━━━━━ Entries supplied

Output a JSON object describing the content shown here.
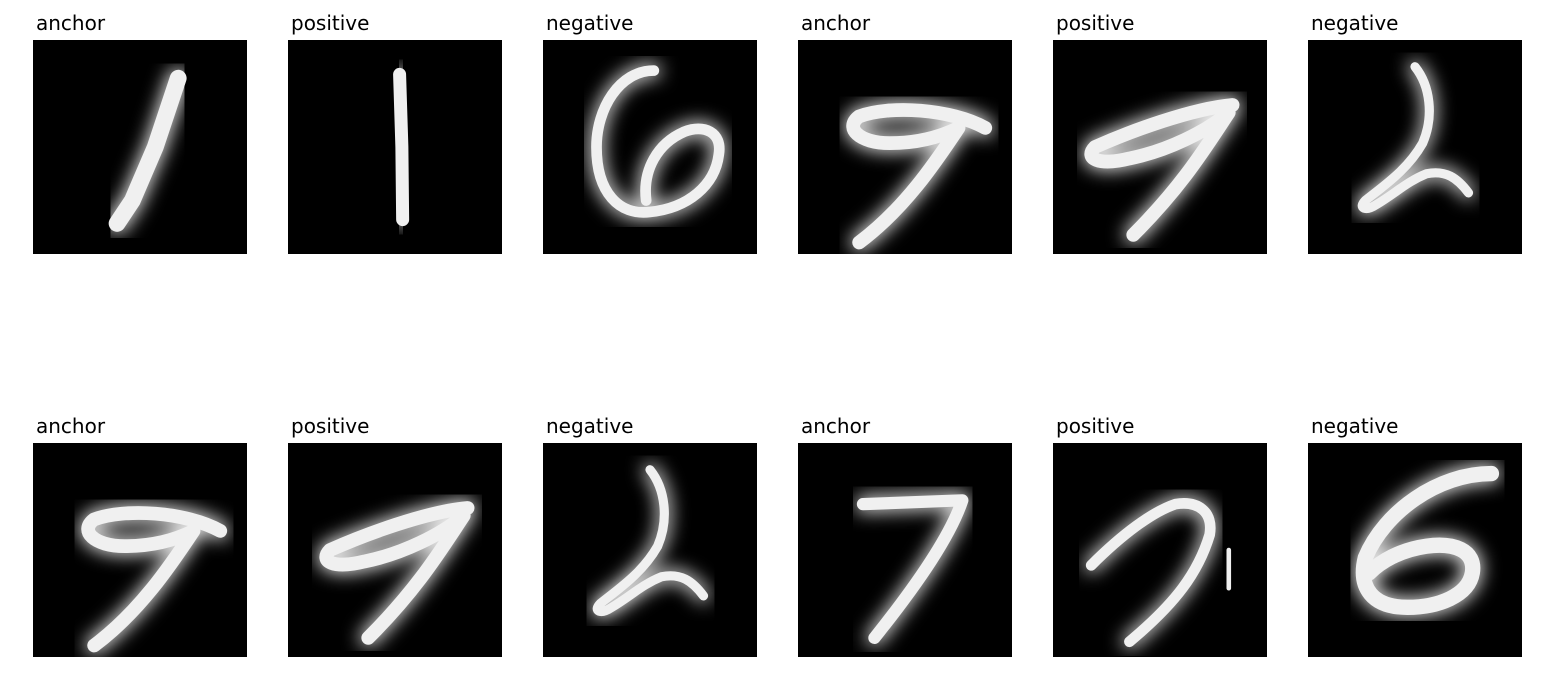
{
  "grid": {
    "rows": [
      [
        {
          "label": "anchor",
          "digit": "1a"
        },
        {
          "label": "positive",
          "digit": "1b"
        },
        {
          "label": "negative",
          "digit": "6a"
        },
        {
          "label": "anchor",
          "digit": "9a"
        },
        {
          "label": "positive",
          "digit": "9b"
        },
        {
          "label": "negative",
          "digit": "2a"
        }
      ],
      [
        {
          "label": "anchor",
          "digit": "9a"
        },
        {
          "label": "positive",
          "digit": "9b"
        },
        {
          "label": "negative",
          "digit": "2a"
        },
        {
          "label": "anchor",
          "digit": "7a"
        },
        {
          "label": "positive",
          "digit": "7b"
        },
        {
          "label": "negative",
          "digit": "6b"
        }
      ]
    ]
  },
  "colors": {
    "background": "#000000",
    "stroke": "#f0f0f0",
    "label": "#000000"
  }
}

━━━━━━━━━━

**Objective**
All of the lines above should be printed exactly, minus the pictures.

**Task output**
Output a JSON object describing the content shown here.
{
  "grid": {
    "rows": [
      [
        {
          "label": "anchor",
          "digit": "1a"
        },
        {
          "label": "positive",
          "digit": "1b"
        },
        {
          "label": "negative",
          "digit": "6a"
        },
        {
          "label": "anchor",
          "digit": "9a"
        },
        {
          "label": "positive",
          "digit": "9b"
        },
        {
          "label": "negative",
          "digit": "2a"
        }
      ],
      [
        {
          "label": "anchor",
          "digit": "9a"
        },
        {
          "label": "positive",
          "digit": "9b"
        },
        {
          "label": "negative",
          "digit": "2a"
        },
        {
          "label": "anchor",
          "digit": "7a"
        },
        {
          "label": "positive",
          "digit": "7b"
        },
        {
          "label": "negative",
          "digit": "6b"
        }
      ]
    ]
  },
  "colors": {
    "background": "#000000",
    "stroke": "#f0f0f0",
    "label": "#000000"
  }
}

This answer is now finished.